Supplied records:

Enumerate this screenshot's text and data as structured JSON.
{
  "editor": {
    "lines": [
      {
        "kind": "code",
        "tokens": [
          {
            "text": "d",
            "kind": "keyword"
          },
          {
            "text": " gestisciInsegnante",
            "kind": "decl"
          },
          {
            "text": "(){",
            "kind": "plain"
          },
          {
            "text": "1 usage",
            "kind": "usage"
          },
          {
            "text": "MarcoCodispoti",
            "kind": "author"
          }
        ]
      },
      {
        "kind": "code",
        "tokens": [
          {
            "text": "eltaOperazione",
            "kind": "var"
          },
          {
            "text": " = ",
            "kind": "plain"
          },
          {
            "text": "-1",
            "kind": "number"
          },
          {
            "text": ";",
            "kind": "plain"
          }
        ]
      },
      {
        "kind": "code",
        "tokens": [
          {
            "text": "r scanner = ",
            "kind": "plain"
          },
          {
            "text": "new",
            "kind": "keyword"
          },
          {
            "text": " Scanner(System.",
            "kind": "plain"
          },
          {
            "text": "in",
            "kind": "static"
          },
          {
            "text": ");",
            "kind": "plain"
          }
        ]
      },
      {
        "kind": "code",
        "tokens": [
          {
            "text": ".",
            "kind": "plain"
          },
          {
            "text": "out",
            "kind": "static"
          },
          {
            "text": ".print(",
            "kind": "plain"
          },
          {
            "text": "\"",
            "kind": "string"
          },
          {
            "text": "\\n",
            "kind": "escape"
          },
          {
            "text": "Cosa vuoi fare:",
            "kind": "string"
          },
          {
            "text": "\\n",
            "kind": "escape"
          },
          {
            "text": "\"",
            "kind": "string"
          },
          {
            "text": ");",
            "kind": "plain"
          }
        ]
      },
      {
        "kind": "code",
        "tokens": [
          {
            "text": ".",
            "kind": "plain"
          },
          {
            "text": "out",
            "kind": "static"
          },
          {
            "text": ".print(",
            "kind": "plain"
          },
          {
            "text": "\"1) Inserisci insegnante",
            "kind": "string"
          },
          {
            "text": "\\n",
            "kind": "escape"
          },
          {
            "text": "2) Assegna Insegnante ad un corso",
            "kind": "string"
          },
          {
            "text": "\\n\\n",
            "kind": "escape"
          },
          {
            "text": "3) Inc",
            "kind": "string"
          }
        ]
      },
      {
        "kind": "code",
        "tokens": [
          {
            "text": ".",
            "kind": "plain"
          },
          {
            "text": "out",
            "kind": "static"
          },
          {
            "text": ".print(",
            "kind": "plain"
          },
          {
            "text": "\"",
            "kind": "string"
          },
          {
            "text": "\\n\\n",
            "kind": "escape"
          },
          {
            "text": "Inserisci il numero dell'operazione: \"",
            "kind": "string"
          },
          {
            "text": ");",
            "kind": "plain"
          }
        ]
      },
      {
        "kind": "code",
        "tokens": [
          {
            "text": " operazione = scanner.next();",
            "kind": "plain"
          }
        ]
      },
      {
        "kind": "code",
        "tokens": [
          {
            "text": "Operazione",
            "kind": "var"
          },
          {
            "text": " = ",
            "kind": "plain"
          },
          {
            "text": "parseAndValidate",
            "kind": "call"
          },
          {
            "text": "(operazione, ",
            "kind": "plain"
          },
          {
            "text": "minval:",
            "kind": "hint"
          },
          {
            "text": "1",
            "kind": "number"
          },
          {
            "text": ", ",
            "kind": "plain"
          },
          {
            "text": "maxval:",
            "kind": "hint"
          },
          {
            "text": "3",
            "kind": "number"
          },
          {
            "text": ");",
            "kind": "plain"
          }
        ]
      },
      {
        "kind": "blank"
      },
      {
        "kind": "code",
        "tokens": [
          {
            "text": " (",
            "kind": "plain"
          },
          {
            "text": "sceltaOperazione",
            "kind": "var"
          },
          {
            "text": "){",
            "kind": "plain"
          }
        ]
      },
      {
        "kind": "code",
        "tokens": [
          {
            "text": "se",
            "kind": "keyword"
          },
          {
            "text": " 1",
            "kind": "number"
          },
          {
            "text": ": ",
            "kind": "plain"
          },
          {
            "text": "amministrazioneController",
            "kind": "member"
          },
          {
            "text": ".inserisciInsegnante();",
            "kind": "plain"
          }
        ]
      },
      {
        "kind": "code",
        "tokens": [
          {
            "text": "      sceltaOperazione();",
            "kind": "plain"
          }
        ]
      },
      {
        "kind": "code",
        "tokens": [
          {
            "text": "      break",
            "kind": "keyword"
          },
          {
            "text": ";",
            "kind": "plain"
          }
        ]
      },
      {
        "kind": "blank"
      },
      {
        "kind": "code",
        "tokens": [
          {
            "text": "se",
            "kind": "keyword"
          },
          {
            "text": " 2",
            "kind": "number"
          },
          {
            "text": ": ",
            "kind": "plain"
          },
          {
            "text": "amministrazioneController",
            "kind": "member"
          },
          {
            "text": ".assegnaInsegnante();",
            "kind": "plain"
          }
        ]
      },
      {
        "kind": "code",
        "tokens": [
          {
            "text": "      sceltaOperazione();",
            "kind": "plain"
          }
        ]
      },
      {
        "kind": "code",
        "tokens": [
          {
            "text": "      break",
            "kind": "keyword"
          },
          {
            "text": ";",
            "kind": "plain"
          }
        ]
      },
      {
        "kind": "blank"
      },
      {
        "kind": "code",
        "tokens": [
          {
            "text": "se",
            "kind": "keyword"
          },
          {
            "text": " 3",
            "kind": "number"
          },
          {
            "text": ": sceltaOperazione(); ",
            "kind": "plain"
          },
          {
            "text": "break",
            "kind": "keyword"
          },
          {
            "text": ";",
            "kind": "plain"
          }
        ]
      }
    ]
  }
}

Problem: Return every record, word for word.

Answer to the exercise:
Enumerate this screenshot's text and data as structured JSON.
{
  "editor": {
    "lines": [
      {
        "kind": "code",
        "tokens": [
          {
            "text": "d",
            "kind": "keyword"
          },
          {
            "text": " gestisciInsegnante",
            "kind": "decl"
          },
          {
            "text": "(){",
            "kind": "plain"
          },
          {
            "text": "1 usage",
            "kind": "usage"
          },
          {
            "text": "MarcoCodispoti",
            "kind": "author"
          }
        ]
      },
      {
        "kind": "code",
        "tokens": [
          {
            "text": "eltaOperazione",
            "kind": "var"
          },
          {
            "text": " = ",
            "kind": "plain"
          },
          {
            "text": "-1",
            "kind": "number"
          },
          {
            "text": ";",
            "kind": "plain"
          }
        ]
      },
      {
        "kind": "code",
        "tokens": [
          {
            "text": "r scanner = ",
            "kind": "plain"
          },
          {
            "text": "new",
            "kind": "keyword"
          },
          {
            "text": " Scanner(System.",
            "kind": "plain"
          },
          {
            "text": "in",
            "kind": "static"
          },
          {
            "text": ");",
            "kind": "plain"
          }
        ]
      },
      {
        "kind": "code",
        "tokens": [
          {
            "text": ".",
            "kind": "plain"
          },
          {
            "text": "out",
            "kind": "static"
          },
          {
            "text": ".print(",
            "kind": "plain"
          },
          {
            "text": "\"",
            "kind": "string"
          },
          {
            "text": "\\n",
            "kind": "escape"
          },
          {
            "text": "Cosa vuoi fare:",
            "kind": "string"
          },
          {
            "text": "\\n",
            "kind": "escape"
          },
          {
            "text": "\"",
            "kind": "string"
          },
          {
            "text": ");",
            "kind": "plain"
          }
        ]
      },
      {
        "kind": "code",
        "tokens": [
          {
            "text": ".",
            "kind": "plain"
          },
          {
            "text": "out",
            "kind": "static"
          },
          {
            "text": ".print(",
            "kind": "plain"
          },
          {
            "text": "\"1) Inserisci insegnante",
            "kind": "string"
          },
          {
            "text": "\\n",
            "kind": "escape"
          },
          {
            "text": "2) Assegna Insegnante ad un corso",
            "kind": "string"
          },
          {
            "text": "\\n\\n",
            "kind": "escape"
          },
          {
            "text": "3) Inc",
            "kind": "string"
          }
        ]
      },
      {
        "kind": "code",
        "tokens": [
          {
            "text": ".",
            "kind": "plain"
          },
          {
            "text": "out",
            "kind": "static"
          },
          {
            "text": ".print(",
            "kind": "plain"
          },
          {
            "text": "\"",
            "kind": "string"
          },
          {
            "text": "\\n\\n",
            "kind": "escape"
          },
          {
            "text": "Inserisci il numero dell'operazione: \"",
            "kind": "string"
          },
          {
            "text": ");",
            "kind": "plain"
          }
        ]
      },
      {
        "kind": "code",
        "tokens": [
          {
            "text": " operazione = scanner.next();",
            "kind": "plain"
          }
        ]
      },
      {
        "kind": "code",
        "tokens": [
          {
            "text": "Operazione",
            "kind": "var"
          },
          {
            "text": " = ",
            "kind": "plain"
          },
          {
            "text": "parseAndValidate",
            "kind": "call"
          },
          {
            "text": "(operazione, ",
            "kind": "plain"
          },
          {
            "text": "minval:",
            "kind": "hint"
          },
          {
            "text": "1",
            "kind": "number"
          },
          {
            "text": ", ",
            "kind": "plain"
          },
          {
            "text": "maxval:",
            "kind": "hint"
          },
          {
            "text": "3",
            "kind": "number"
          },
          {
            "text": ");",
            "kind": "plain"
          }
        ]
      },
      {
        "kind": "blank"
      },
      {
        "kind": "code",
        "tokens": [
          {
            "text": " (",
            "kind": "plain"
          },
          {
            "text": "sceltaOperazione",
            "kind": "var"
          },
          {
            "text": "){",
            "kind": "plain"
          }
        ]
      },
      {
        "kind": "code",
        "tokens": [
          {
            "text": "se",
            "kind": "keyword"
          },
          {
            "text": " 1",
            "kind": "number"
          },
          {
            "text": ": ",
            "kind": "plain"
          },
          {
            "text": "amministrazioneController",
            "kind": "member"
          },
          {
            "text": ".inserisciInsegnante();",
            "kind": "plain"
          }
        ]
      },
      {
        "kind": "code",
        "tokens": [
          {
            "text": "      sceltaOperazione();",
            "kind": "plain"
          }
        ]
      },
      {
        "kind": "code",
        "tokens": [
          {
            "text": "      break",
            "kind": "keyword"
          },
          {
            "text": ";",
            "kind": "plain"
          }
        ]
      },
      {
        "kind": "blank"
      },
      {
        "kind": "code",
        "tokens": [
          {
            "text": "se",
            "kind": "keyword"
          },
          {
            "text": " 2",
            "kind": "number"
          },
          {
            "text": ": ",
            "kind": "plain"
          },
          {
            "text": "amministrazioneController",
            "kind": "member"
          },
          {
            "text": ".assegnaInsegnante();",
            "kind": "plain"
          }
        ]
      },
      {
        "kind": "code",
        "tokens": [
          {
            "text": "      sceltaOperazione();",
            "kind": "plain"
          }
        ]
      },
      {
        "kind": "code",
        "tokens": [
          {
            "text": "      break",
            "kind": "keyword"
          },
          {
            "text": ";",
            "kind": "plain"
          }
        ]
      },
      {
        "kind": "blank"
      },
      {
        "kind": "code",
        "tokens": [
          {
            "text": "se",
            "kind": "keyword"
          },
          {
            "text": " 3",
            "kind": "number"
          },
          {
            "text": ": sceltaOperazione(); ",
            "kind": "plain"
          },
          {
            "text": "break",
            "kind": "keyword"
          },
          {
            "text": ";",
            "kind": "plain"
          }
        ]
      }
    ]
  }
}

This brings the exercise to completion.